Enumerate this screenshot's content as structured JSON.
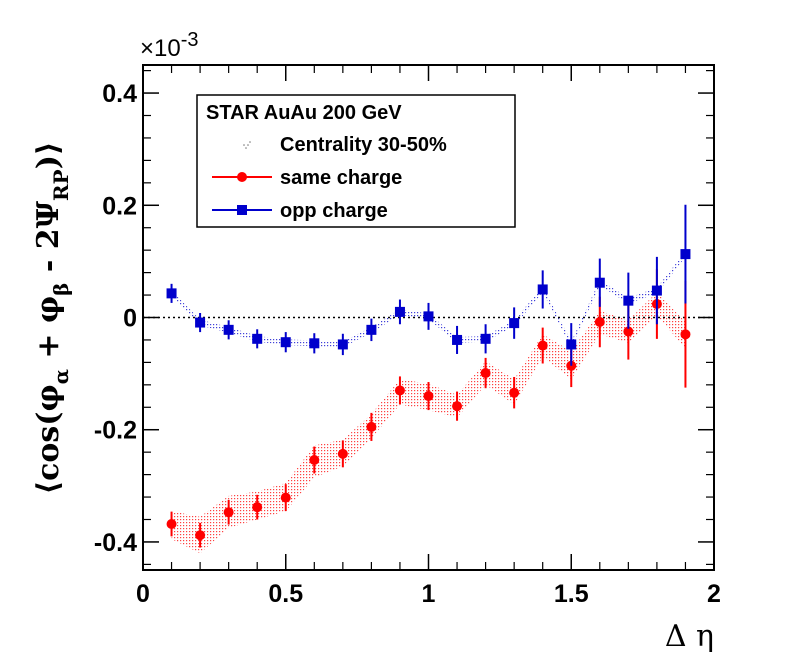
{
  "chart_data": {
    "type": "scatter",
    "title": "",
    "xlabel": "Δ η",
    "ylabel": "⟨cos(φα + φβ - 2ΨRP)⟩",
    "ylabel_parts": {
      "open": "⟨cos(φ",
      "sub_alpha": "α",
      "plus": " + φ",
      "sub_beta": "β",
      "minus": " - 2Ψ",
      "sub_rp": "RP",
      "close": ")⟩"
    },
    "y_exponent_label": "×10",
    "y_exponent_power": "-3",
    "xlim": [
      0,
      2
    ],
    "ylim": [
      -0.45,
      0.45
    ],
    "x_ticks": [
      0,
      0.5,
      1,
      1.5,
      2
    ],
    "x_tick_labels": [
      "0",
      "0.5",
      "1",
      "1.5",
      "2"
    ],
    "y_ticks": [
      -0.4,
      -0.2,
      0,
      0.2,
      0.4
    ],
    "y_tick_labels": [
      "-0.4",
      "-0.2",
      "0",
      "0.2",
      "0.4"
    ],
    "legend": {
      "header": "STAR AuAu 200 GeV",
      "band_label": "Centrality 30-50%",
      "placement": "top-left"
    },
    "series": [
      {
        "name": "same charge",
        "color": "#ff0000",
        "marker": "circle",
        "x": [
          0.1,
          0.2,
          0.3,
          0.4,
          0.5,
          0.6,
          0.7,
          0.8,
          0.9,
          1.0,
          1.1,
          1.2,
          1.3,
          1.4,
          1.5,
          1.6,
          1.7,
          1.8,
          1.9
        ],
        "y": [
          -0.368,
          -0.388,
          -0.347,
          -0.338,
          -0.321,
          -0.254,
          -0.243,
          -0.195,
          -0.13,
          -0.14,
          -0.158,
          -0.099,
          -0.134,
          -0.05,
          -0.086,
          -0.008,
          -0.025,
          0.024,
          -0.03
        ],
        "err": [
          0.022,
          0.022,
          0.022,
          0.022,
          0.024,
          0.024,
          0.024,
          0.025,
          0.025,
          0.025,
          0.026,
          0.027,
          0.028,
          0.032,
          0.038,
          0.045,
          0.05,
          0.062,
          0.095
        ],
        "band_low": [
          -0.395,
          -0.42,
          -0.375,
          -0.36,
          -0.345,
          -0.285,
          -0.265,
          -0.215,
          -0.155,
          -0.165,
          -0.178,
          -0.12,
          -0.155,
          -0.07,
          -0.11,
          -0.03,
          -0.045,
          0.004,
          -0.055
        ],
        "band_high": [
          -0.345,
          -0.355,
          -0.318,
          -0.31,
          -0.295,
          -0.228,
          -0.218,
          -0.172,
          -0.11,
          -0.118,
          -0.138,
          -0.078,
          -0.11,
          -0.03,
          -0.06,
          0.012,
          -0.005,
          0.045,
          -0.008
        ]
      },
      {
        "name": "opp charge",
        "color": "#0000cc",
        "marker": "square",
        "x": [
          0.1,
          0.2,
          0.3,
          0.4,
          0.5,
          0.6,
          0.7,
          0.8,
          0.9,
          1.0,
          1.1,
          1.2,
          1.3,
          1.4,
          1.5,
          1.6,
          1.7,
          1.8,
          1.9
        ],
        "y": [
          0.043,
          -0.009,
          -0.022,
          -0.038,
          -0.044,
          -0.046,
          -0.048,
          -0.022,
          0.01,
          0.002,
          -0.04,
          -0.038,
          -0.01,
          0.05,
          -0.048,
          0.062,
          0.03,
          0.048,
          0.113
        ],
        "err": [
          0.017,
          0.017,
          0.017,
          0.017,
          0.018,
          0.018,
          0.019,
          0.02,
          0.022,
          0.024,
          0.025,
          0.026,
          0.028,
          0.034,
          0.038,
          0.043,
          0.05,
          0.06,
          0.088
        ],
        "band_low": [
          0.038,
          -0.014,
          -0.027,
          -0.043,
          -0.049,
          -0.051,
          -0.053,
          -0.027,
          0.005,
          -0.003,
          -0.045,
          -0.043,
          -0.015,
          0.045,
          -0.053,
          0.057,
          0.025,
          0.043,
          0.108
        ],
        "band_high": [
          0.048,
          -0.004,
          -0.017,
          -0.033,
          -0.039,
          -0.041,
          -0.043,
          -0.017,
          0.015,
          0.007,
          -0.035,
          -0.033,
          -0.005,
          0.055,
          -0.043,
          0.067,
          0.035,
          0.053,
          0.118
        ]
      }
    ]
  }
}
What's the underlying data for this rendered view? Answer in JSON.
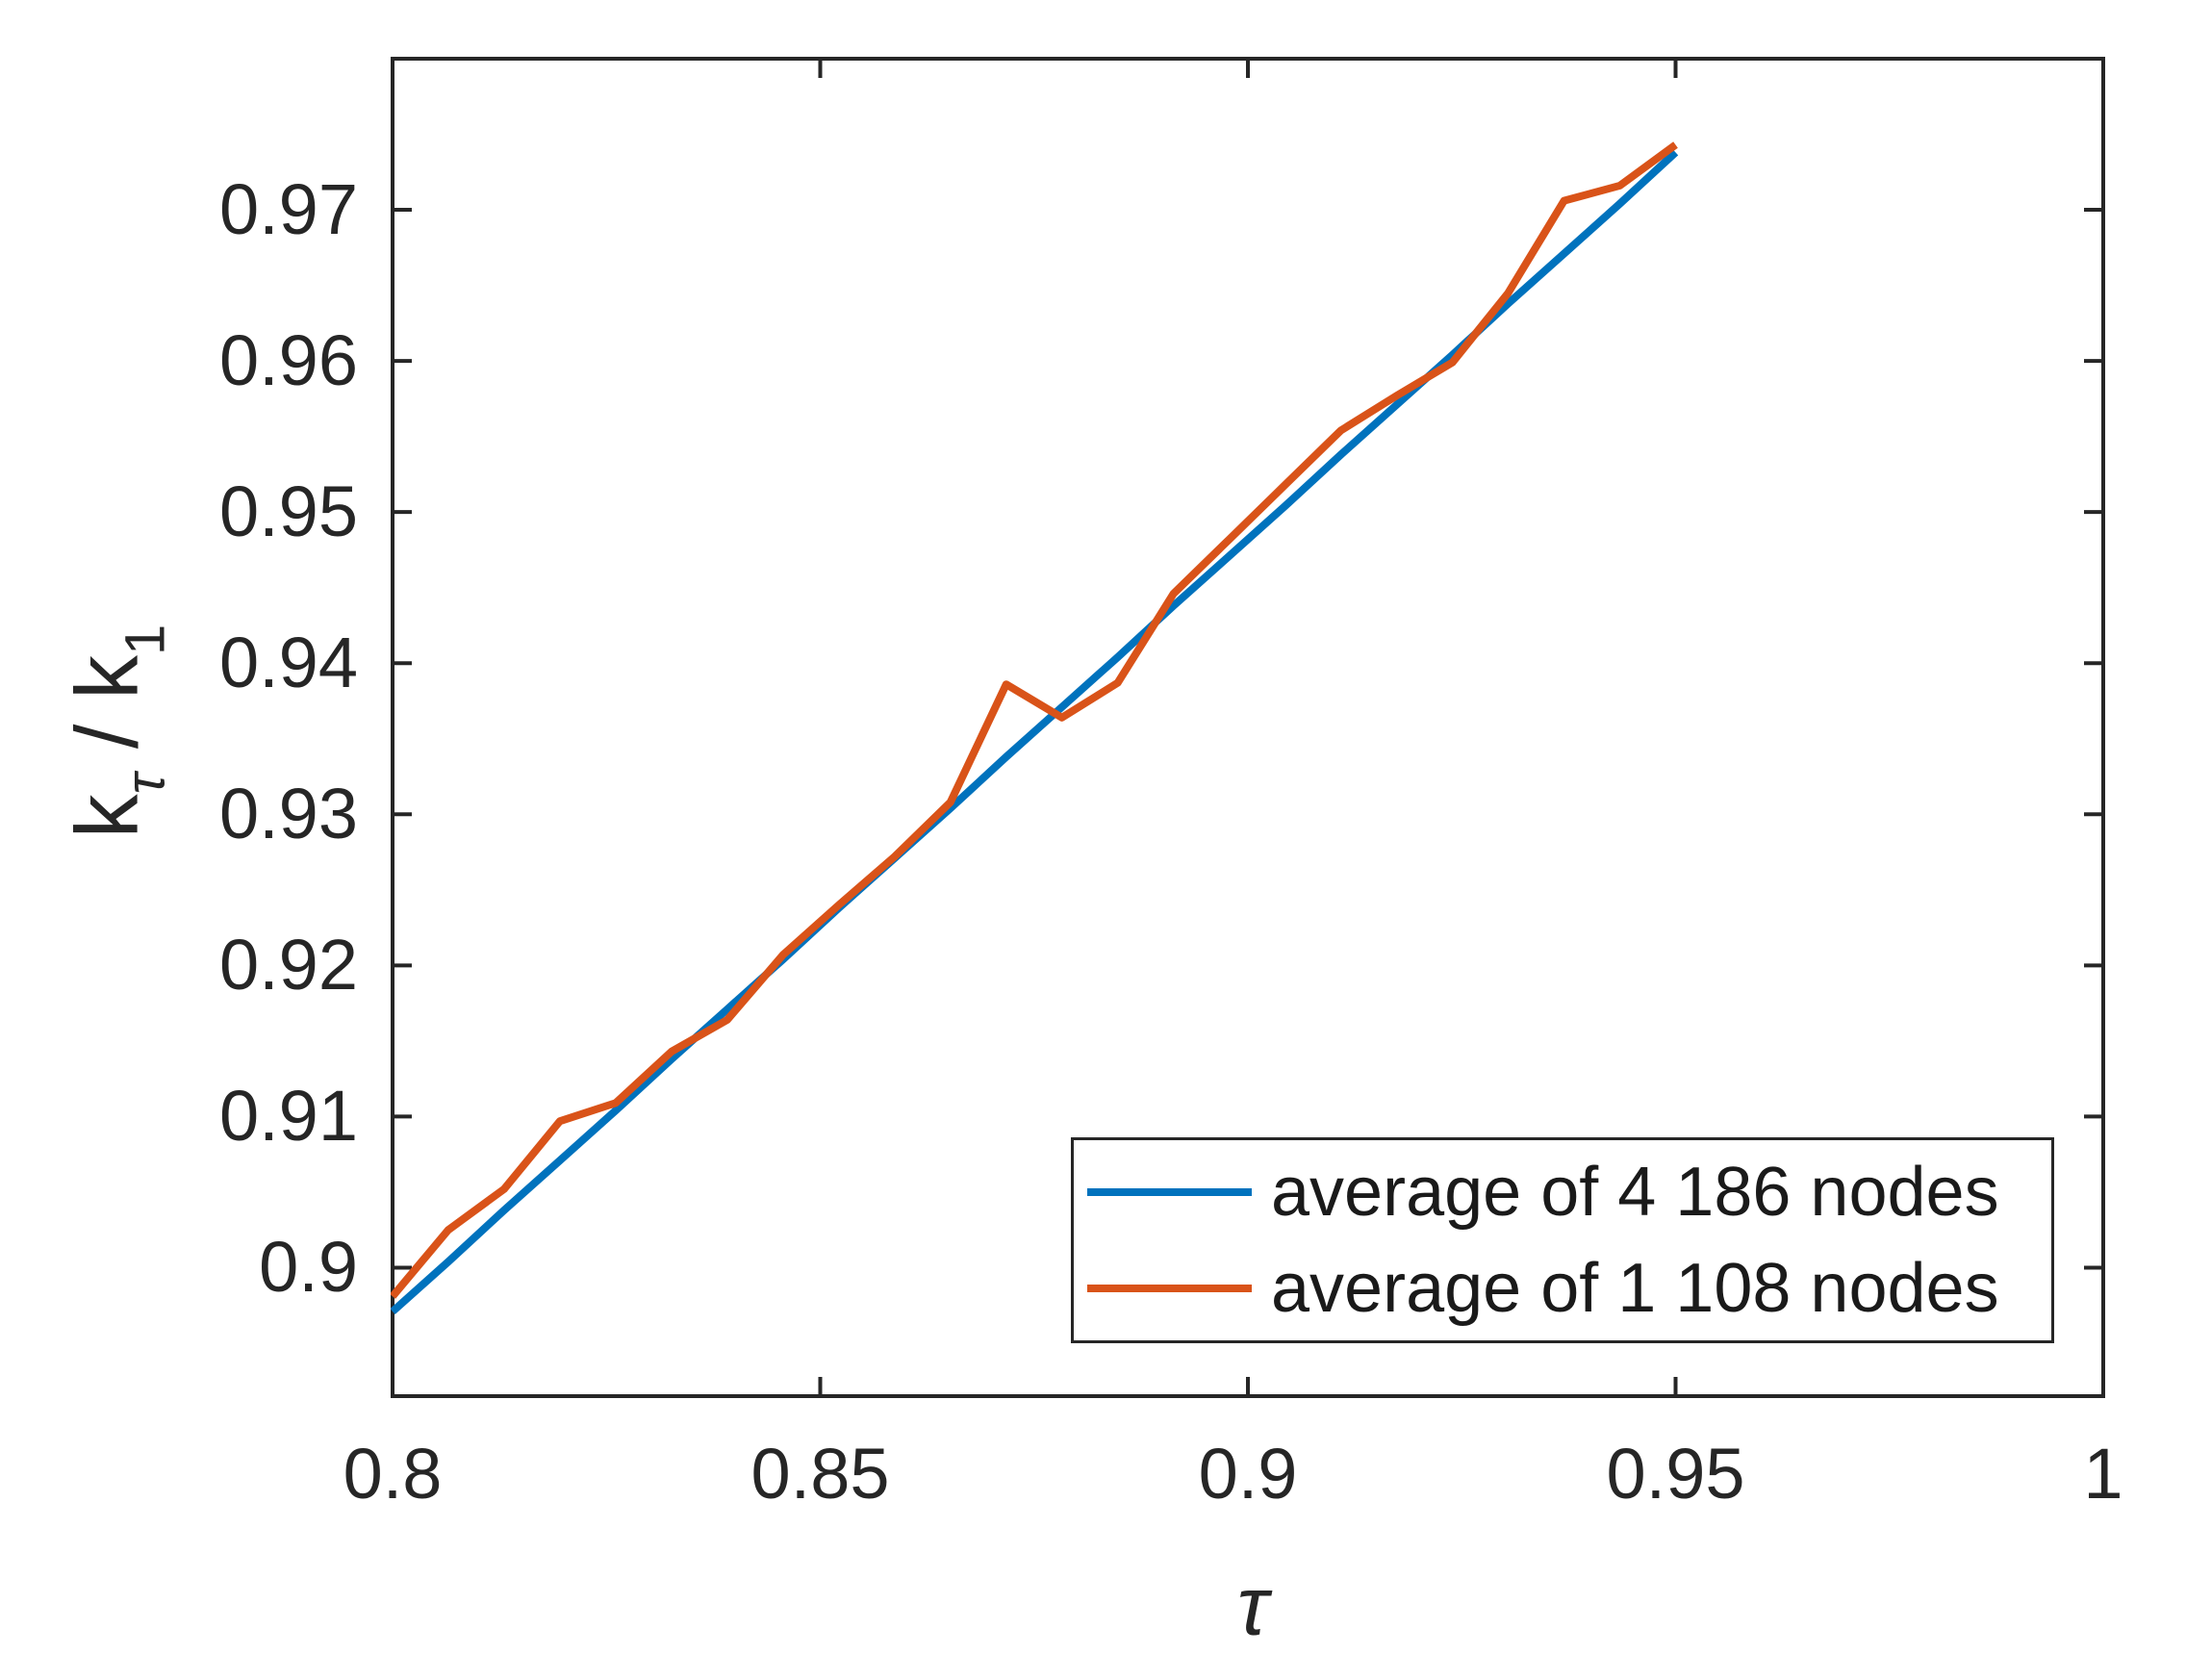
{
  "figure": {
    "background": "#ffffff",
    "axis_color": "#262626"
  },
  "ylabel": {
    "base1": "k",
    "sub1": "τ",
    "base2": " / k",
    "sub2": "1"
  },
  "xlabel": "τ",
  "chart_data": {
    "type": "line",
    "title": "",
    "xlabel": "τ",
    "ylabel": "k_τ / k_1",
    "xlim": [
      0.8,
      1.0
    ],
    "ylim": [
      0.8915,
      0.98
    ],
    "grid": false,
    "legend_position": "lower right",
    "xticks": {
      "values": [
        0.8,
        0.85,
        0.9,
        0.95,
        1.0
      ],
      "labels": [
        "0.8",
        "0.85",
        "0.9",
        "0.95",
        "1"
      ]
    },
    "yticks": {
      "values": [
        0.9,
        0.91,
        0.92,
        0.93,
        0.94,
        0.95,
        0.96,
        0.97
      ],
      "labels": [
        "0.9",
        "0.91",
        "0.92",
        "0.93",
        "0.94",
        "0.95",
        "0.96",
        "0.97"
      ]
    },
    "x": [
      0.8,
      0.80652,
      0.81304,
      0.81957,
      0.82609,
      0.83261,
      0.83913,
      0.84565,
      0.85217,
      0.8587,
      0.86522,
      0.87174,
      0.87826,
      0.88478,
      0.8913,
      0.89783,
      0.90435,
      0.91087,
      0.91739,
      0.92391,
      0.93043,
      0.93696,
      0.94348,
      0.95
    ],
    "series": [
      {
        "name": "average of 4 186 nodes",
        "color": "#0072BD",
        "line_width": 8,
        "values": [
          0.8971,
          0.9004,
          0.9038,
          0.9071,
          0.9104,
          0.9138,
          0.9171,
          0.9204,
          0.9238,
          0.9271,
          0.9304,
          0.9338,
          0.9371,
          0.9404,
          0.9438,
          0.9471,
          0.9504,
          0.9538,
          0.9571,
          0.9604,
          0.9638,
          0.9671,
          0.9704,
          0.9738
        ]
      },
      {
        "name": "average of 1 108 nodes",
        "color": "#D95319",
        "line_width": 8,
        "values": [
          0.8981,
          0.9025,
          0.9052,
          0.9097,
          0.9109,
          0.9143,
          0.9164,
          0.9207,
          0.924,
          0.9272,
          0.9308,
          0.9386,
          0.9364,
          0.9387,
          0.9446,
          0.9482,
          0.9518,
          0.9554,
          0.9577,
          0.9599,
          0.9645,
          0.9706,
          0.9716,
          0.9743
        ]
      }
    ]
  }
}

- What needs to be done
The records above need to be given again exactly. Omit the pictures.

- Reply
Enumerate this screenshot's content as structured JSON.
{
  "chart_data": {
    "type": "scatter",
    "title": "",
    "xlabel": "Δ η",
    "ylabel": "⟨cos(φα + φβ - 2ΨRP)⟩",
    "ylabel_parts": {
      "open": "⟨cos(φ",
      "sub_alpha": "α",
      "plus": " + φ",
      "sub_beta": "β",
      "minus": " - 2Ψ",
      "sub_rp": "RP",
      "close": ")⟩"
    },
    "y_exponent_label": "×10",
    "y_exponent_power": "-3",
    "xlim": [
      0,
      2
    ],
    "ylim": [
      -0.45,
      0.45
    ],
    "x_ticks": [
      0,
      0.5,
      1,
      1.5,
      2
    ],
    "x_tick_labels": [
      "0",
      "0.5",
      "1",
      "1.5",
      "2"
    ],
    "y_ticks": [
      -0.4,
      -0.2,
      0,
      0.2,
      0.4
    ],
    "y_tick_labels": [
      "-0.4",
      "-0.2",
      "0",
      "0.2",
      "0.4"
    ],
    "legend": {
      "header": "STAR AuAu 200 GeV",
      "band_label": "Centrality 30-50%",
      "placement": "top-left"
    },
    "series": [
      {
        "name": "same charge",
        "color": "#ff0000",
        "marker": "circle",
        "x": [
          0.1,
          0.2,
          0.3,
          0.4,
          0.5,
          0.6,
          0.7,
          0.8,
          0.9,
          1.0,
          1.1,
          1.2,
          1.3,
          1.4,
          1.5,
          1.6,
          1.7,
          1.8,
          1.9
        ],
        "y": [
          -0.368,
          -0.388,
          -0.347,
          -0.338,
          -0.321,
          -0.254,
          -0.243,
          -0.195,
          -0.13,
          -0.14,
          -0.158,
          -0.099,
          -0.134,
          -0.05,
          -0.086,
          -0.008,
          -0.025,
          0.024,
          -0.03
        ],
        "err": [
          0.022,
          0.022,
          0.022,
          0.022,
          0.024,
          0.024,
          0.024,
          0.025,
          0.025,
          0.025,
          0.026,
          0.027,
          0.028,
          0.032,
          0.038,
          0.045,
          0.05,
          0.062,
          0.095
        ],
        "band_low": [
          -0.395,
          -0.42,
          -0.375,
          -0.36,
          -0.345,
          -0.285,
          -0.265,
          -0.215,
          -0.155,
          -0.165,
          -0.178,
          -0.12,
          -0.155,
          -0.07,
          -0.11,
          -0.03,
          -0.045,
          0.004,
          -0.055
        ],
        "band_high": [
          -0.345,
          -0.355,
          -0.318,
          -0.31,
          -0.295,
          -0.228,
          -0.218,
          -0.172,
          -0.11,
          -0.118,
          -0.138,
          -0.078,
          -0.11,
          -0.03,
          -0.06,
          0.012,
          -0.005,
          0.045,
          -0.008
        ]
      },
      {
        "name": "opp charge",
        "color": "#0000cc",
        "marker": "square",
        "x": [
          0.1,
          0.2,
          0.3,
          0.4,
          0.5,
          0.6,
          0.7,
          0.8,
          0.9,
          1.0,
          1.1,
          1.2,
          1.3,
          1.4,
          1.5,
          1.6,
          1.7,
          1.8,
          1.9
        ],
        "y": [
          0.043,
          -0.009,
          -0.022,
          -0.038,
          -0.044,
          -0.046,
          -0.048,
          -0.022,
          0.01,
          0.002,
          -0.04,
          -0.038,
          -0.01,
          0.05,
          -0.048,
          0.062,
          0.03,
          0.048,
          0.113
        ],
        "err": [
          0.017,
          0.017,
          0.017,
          0.017,
          0.018,
          0.018,
          0.019,
          0.02,
          0.022,
          0.024,
          0.025,
          0.026,
          0.028,
          0.034,
          0.038,
          0.043,
          0.05,
          0.06,
          0.088
        ],
        "band_low": [
          0.038,
          -0.014,
          -0.027,
          -0.043,
          -0.049,
          -0.051,
          -0.053,
          -0.027,
          0.005,
          -0.003,
          -0.045,
          -0.043,
          -0.015,
          0.045,
          -0.053,
          0.057,
          0.025,
          0.043,
          0.108
        ],
        "band_high": [
          0.048,
          -0.004,
          -0.017,
          -0.033,
          -0.039,
          -0.041,
          -0.043,
          -0.017,
          0.015,
          0.007,
          -0.035,
          -0.033,
          -0.005,
          0.055,
          -0.043,
          0.067,
          0.035,
          0.053,
          0.118
        ]
      }
    ]
  }
}
What's the underlying data for this rendered view? Answer in JSON.
{
  "figure": {
    "background": "#ffffff",
    "axis_color": "#262626"
  },
  "ylabel": {
    "base1": "k",
    "sub1": "τ",
    "base2": " / k",
    "sub2": "1"
  },
  "xlabel": "τ",
  "chart_data": {
    "type": "line",
    "title": "",
    "xlabel": "τ",
    "ylabel": "k_τ / k_1",
    "xlim": [
      0.8,
      1.0
    ],
    "ylim": [
      0.8915,
      0.98
    ],
    "grid": false,
    "legend_position": "lower right",
    "xticks": {
      "values": [
        0.8,
        0.85,
        0.9,
        0.95,
        1.0
      ],
      "labels": [
        "0.8",
        "0.85",
        "0.9",
        "0.95",
        "1"
      ]
    },
    "yticks": {
      "values": [
        0.9,
        0.91,
        0.92,
        0.93,
        0.94,
        0.95,
        0.96,
        0.97
      ],
      "labels": [
        "0.9",
        "0.91",
        "0.92",
        "0.93",
        "0.94",
        "0.95",
        "0.96",
        "0.97"
      ]
    },
    "x": [
      0.8,
      0.80652,
      0.81304,
      0.81957,
      0.82609,
      0.83261,
      0.83913,
      0.84565,
      0.85217,
      0.8587,
      0.86522,
      0.87174,
      0.87826,
      0.88478,
      0.8913,
      0.89783,
      0.90435,
      0.91087,
      0.91739,
      0.92391,
      0.93043,
      0.93696,
      0.94348,
      0.95
    ],
    "series": [
      {
        "name": "average of 4 186 nodes",
        "color": "#0072BD",
        "line_width": 8,
        "values": [
          0.8971,
          0.9004,
          0.9038,
          0.9071,
          0.9104,
          0.9138,
          0.9171,
          0.9204,
          0.9238,
          0.9271,
          0.9304,
          0.9338,
          0.9371,
          0.9404,
          0.9438,
          0.9471,
          0.9504,
          0.9538,
          0.9571,
          0.9604,
          0.9638,
          0.9671,
          0.9704,
          0.9738
        ]
      },
      {
        "name": "average of 1 108 nodes",
        "color": "#D95319",
        "line_width": 8,
        "values": [
          0.8981,
          0.9025,
          0.9052,
          0.9097,
          0.9109,
          0.9143,
          0.9164,
          0.9207,
          0.924,
          0.9272,
          0.9308,
          0.9386,
          0.9364,
          0.9387,
          0.9446,
          0.9482,
          0.9518,
          0.9554,
          0.9577,
          0.9599,
          0.9645,
          0.9706,
          0.9716,
          0.9743
        ]
      }
    ]
  }
}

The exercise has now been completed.